Everything in the listing except the pictures should be written out exactly.

**Record excerpts:**
◆ ◆ ◆
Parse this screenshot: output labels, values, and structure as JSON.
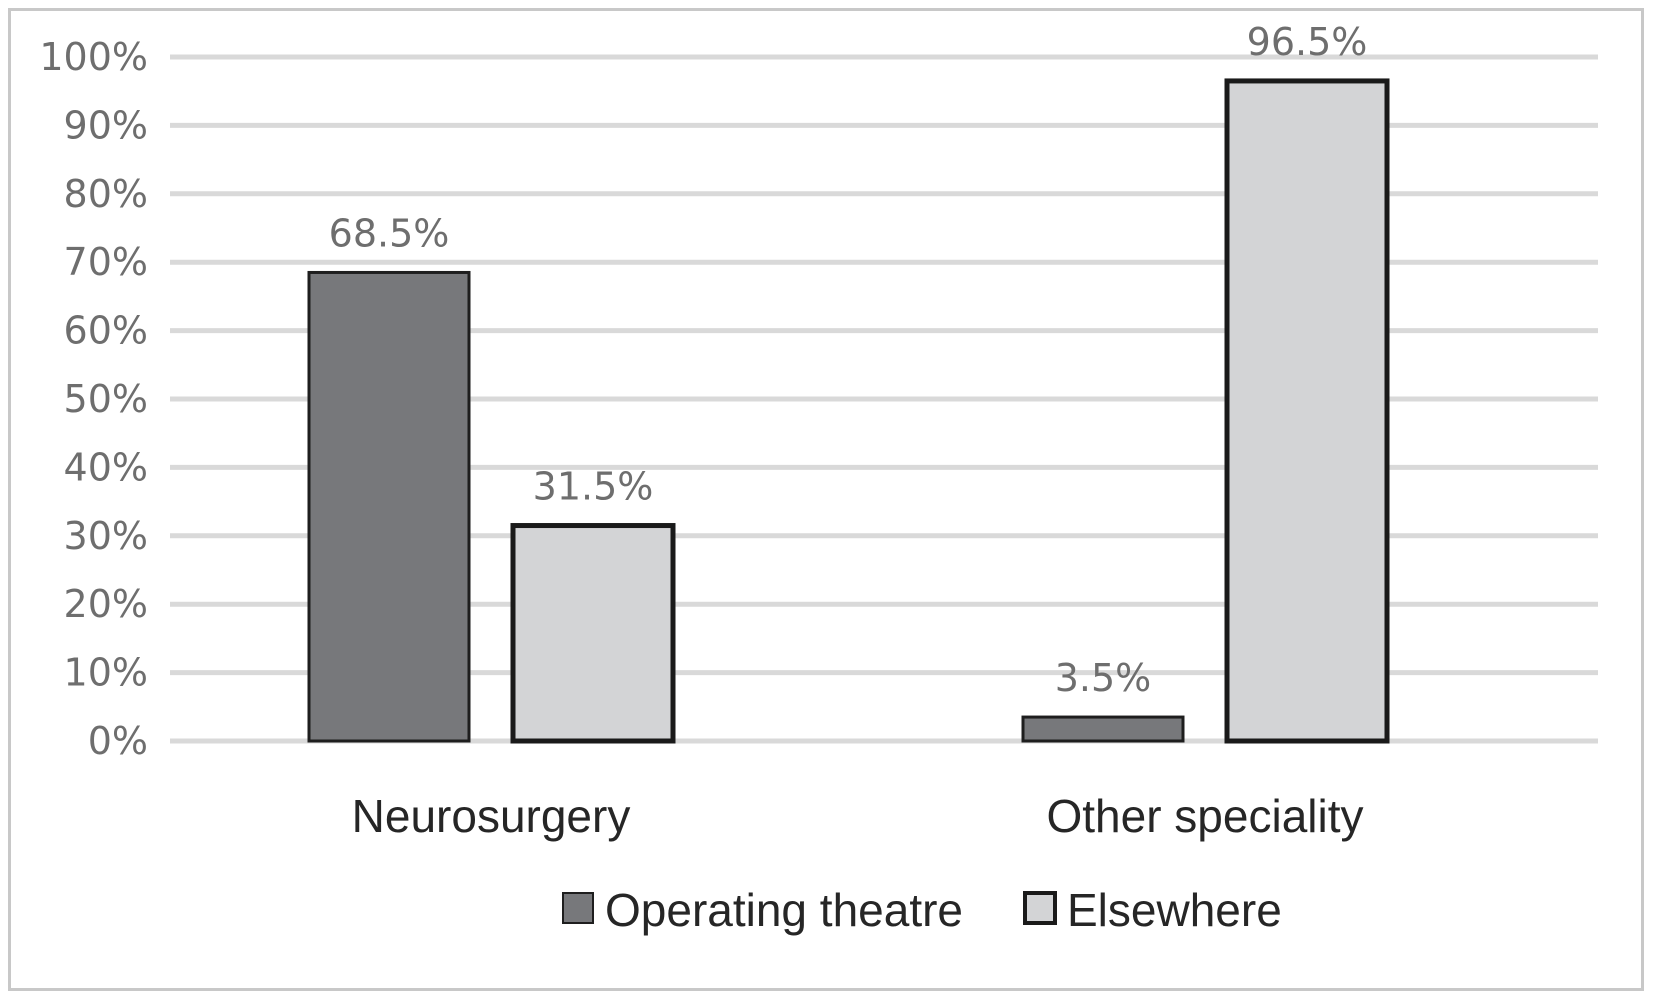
{
  "chart_data": {
    "type": "bar",
    "categories": [
      "Neurosurgery",
      "Other speciality"
    ],
    "series": [
      {
        "name": "Operating theatre",
        "values": [
          68.5,
          3.5
        ],
        "data_labels": [
          "68.5%",
          "3.5%"
        ],
        "color": "#77787b",
        "border": "#1e1e1e"
      },
      {
        "name": "Elsewhere",
        "values": [
          31.5,
          96.5
        ],
        "data_labels": [
          "31.5%",
          "96.5%"
        ],
        "color": "#d3d4d6",
        "border": "#1a1a1a"
      }
    ],
    "y_ticks": [
      "0%",
      "10%",
      "20%",
      "30%",
      "40%",
      "50%",
      "60%",
      "70%",
      "80%",
      "90%",
      "100%"
    ],
    "ylim": [
      0,
      100
    ],
    "grid": true,
    "legend_position": "bottom",
    "title": "",
    "xlabel": "",
    "ylabel": ""
  },
  "colors": {
    "gridline": "#d9d9d9",
    "frame": "#c8c8c8"
  }
}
◆ ◆ ◆
**Task solution:**
Parse this screenshot: output labels, values, and structure as JSON.
{
  "chart_data": {
    "type": "bar",
    "categories": [
      "Neurosurgery",
      "Other speciality"
    ],
    "series": [
      {
        "name": "Operating theatre",
        "values": [
          68.5,
          3.5
        ],
        "data_labels": [
          "68.5%",
          "3.5%"
        ],
        "color": "#77787b",
        "border": "#1e1e1e"
      },
      {
        "name": "Elsewhere",
        "values": [
          31.5,
          96.5
        ],
        "data_labels": [
          "31.5%",
          "96.5%"
        ],
        "color": "#d3d4d6",
        "border": "#1a1a1a"
      }
    ],
    "y_ticks": [
      "0%",
      "10%",
      "20%",
      "30%",
      "40%",
      "50%",
      "60%",
      "70%",
      "80%",
      "90%",
      "100%"
    ],
    "ylim": [
      0,
      100
    ],
    "grid": true,
    "legend_position": "bottom",
    "title": "",
    "xlabel": "",
    "ylabel": ""
  },
  "colors": {
    "gridline": "#d9d9d9",
    "frame": "#c8c8c8"
  }
}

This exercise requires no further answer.